> [Work required]: Every record should be written out exactly, with the pictures left out.

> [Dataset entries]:
■ ■ ■ ■ ■ ■ ■
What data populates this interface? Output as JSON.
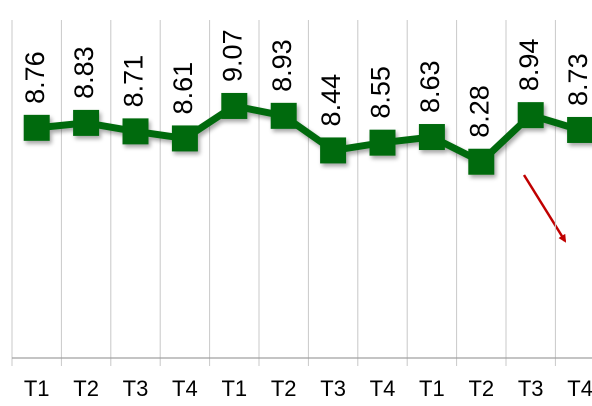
{
  "chart_data": {
    "type": "line",
    "categories": [
      "T1",
      "T2",
      "T3",
      "T4",
      "T1",
      "T2",
      "T3",
      "T4",
      "T1",
      "T2",
      "T3",
      "T4"
    ],
    "series": [
      {
        "color": "#006a0e",
        "values": [
          8.76,
          8.83,
          8.71,
          8.61,
          9.07,
          8.93,
          8.44,
          8.55,
          8.63,
          8.28,
          8.94,
          8.73
        ]
      }
    ],
    "ylim": [
      5.5,
      10.5
    ]
  }
}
■ ■ ■ ■ ■ ■ ■
> [Answer for this exercise]:
What data populates this interface? Output as JSON.
{
  "chart_data": {
    "type": "line",
    "categories": [
      "T1",
      "T2",
      "T3",
      "T4",
      "T1",
      "T2",
      "T3",
      "T4",
      "T1",
      "T2",
      "T3",
      "T4"
    ],
    "series": [
      {
        "color": "#006a0e",
        "values": [
          8.76,
          8.83,
          8.71,
          8.61,
          9.07,
          8.93,
          8.44,
          8.55,
          8.63,
          8.28,
          8.94,
          8.73
        ]
      }
    ],
    "ylim": [
      5.5,
      10.5
    ]
  }
}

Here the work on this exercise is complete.